Transcribe the records that follow in their entirety, omitting any pictures.

Extracted information:
* * * *

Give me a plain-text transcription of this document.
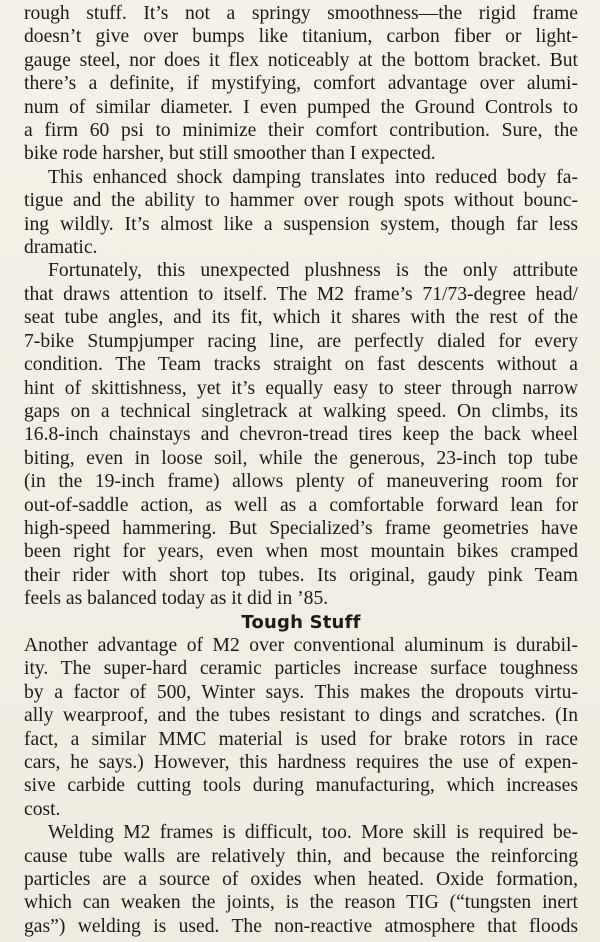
rough stuff. It’s not a springy smoothness—the rigid frame
doesn’t give over bumps like titanium, carbon fiber or light-
gauge steel, nor does it flex noticeably at the bottom bracket. But
there’s a definite, if mystifying, comfort advantage over alumi-
num of similar diameter. I even pumped the Ground Controls to
a firm 60 psi to minimize their comfort contribution. Sure, the
bike rode harsher, but still smoother than I expected.

This enhanced shock damping translates into reduced body fa-
tigue and the ability to hammer over rough spots without bounc-
ing wildly. It’s almost like a suspension system, though far less
dramatic.

Fortunately, this unexpected plushness is the only attribute
that draws attention to itself. The M2 frame’s 71/73-degree head/
seat tube angles, and its fit, which it shares with the rest of the
7-bike Stumpjumper racing line, are perfectly dialed for every
condition. The Team tracks straight on fast descents without a
hint of skittishness, yet it’s equally easy to steer through narrow
gaps on a technical singletrack at walking speed. On climbs, its
16.8-inch chainstays and chevron-tread tires keep the back wheel
biting, even in loose soil, while the generous, 23-inch top tube
(in the 19-inch frame) allows plenty of maneuvering room for
out-of-saddle action, as well as a comfortable forward lean for
high-speed hammering. But Specialized’s frame geometries have
been right for years, even when most mountain bikes cramped
their rider with short top tubes. Its original, gaudy pink Team
feels as balanced today as it did in ’85.

Tough Stuff

Another advantage of M2 over conventional aluminum is durabil-
ity. The super-hard ceramic particles increase surface toughness
by a factor of 500, Winter says. This makes the dropouts virtu-
ally wearproof, and the tubes resistant to dings and scratches. (In
fact, a similar MMC material is used for brake rotors in race
cars, he says.) However, this hardness requires the use of expen-
sive carbide cutting tools during manufacturing, which increases
cost.

Welding M2 frames is difficult, too. More skill is required be-
cause tube walls are relatively thin, and because the reinforcing
particles are a source of oxides when heated. Oxide formation,
which can weaken the joints, is the reason TIG (“tungsten inert
gas”) welding is used. The non-reactive atmosphere that floods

* * * *

Answer to the exercise:
Give me a plain-text transcription of this document.
rough stuff. It’s not a springy smoothness—the rigid frame
doesn’t give over bumps like titanium, carbon fiber or light-
gauge steel, nor does it flex noticeably at the bottom bracket. But
there’s a definite, if mystifying, comfort advantage over alumi-
num of similar diameter. I even pumped the Ground Controls to
a firm 60 psi to minimize their comfort contribution. Sure, the
bike rode harsher, but still smoother than I expected.

This enhanced shock damping translates into reduced body fa-
tigue and the ability to hammer over rough spots without bounc-
ing wildly. It’s almost like a suspension system, though far less
dramatic.

Fortunately, this unexpected plushness is the only attribute
that draws attention to itself. The M2 frame’s 71/73-degree head/
seat tube angles, and its fit, which it shares with the rest of the
7-bike Stumpjumper racing line, are perfectly dialed for every
condition. The Team tracks straight on fast descents without a
hint of skittishness, yet it’s equally easy to steer through narrow
gaps on a technical singletrack at walking speed. On climbs, its
16.8-inch chainstays and chevron-tread tires keep the back wheel
biting, even in loose soil, while the generous, 23-inch top tube
(in the 19-inch frame) allows plenty of maneuvering room for
out-of-saddle action, as well as a comfortable forward lean for
high-speed hammering. But Specialized’s frame geometries have
been right for years, even when most mountain bikes cramped
their rider with short top tubes. Its original, gaudy pink Team
feels as balanced today as it did in ’85.

Tough Stuff

Another advantage of M2 over conventional aluminum is durabil-
ity. The super-hard ceramic particles increase surface toughness
by a factor of 500, Winter says. This makes the dropouts virtu-
ally wearproof, and the tubes resistant to dings and scratches. (In
fact, a similar MMC material is used for brake rotors in race
cars, he says.) However, this hardness requires the use of expen-
sive carbide cutting tools during manufacturing, which increases
cost.

Welding M2 frames is difficult, too. More skill is required be-
cause tube walls are relatively thin, and because the reinforcing
particles are a source of oxides when heated. Oxide formation,
which can weaken the joints, is the reason TIG (“tungsten inert
gas”) welding is used. The non-reactive atmosphere that floods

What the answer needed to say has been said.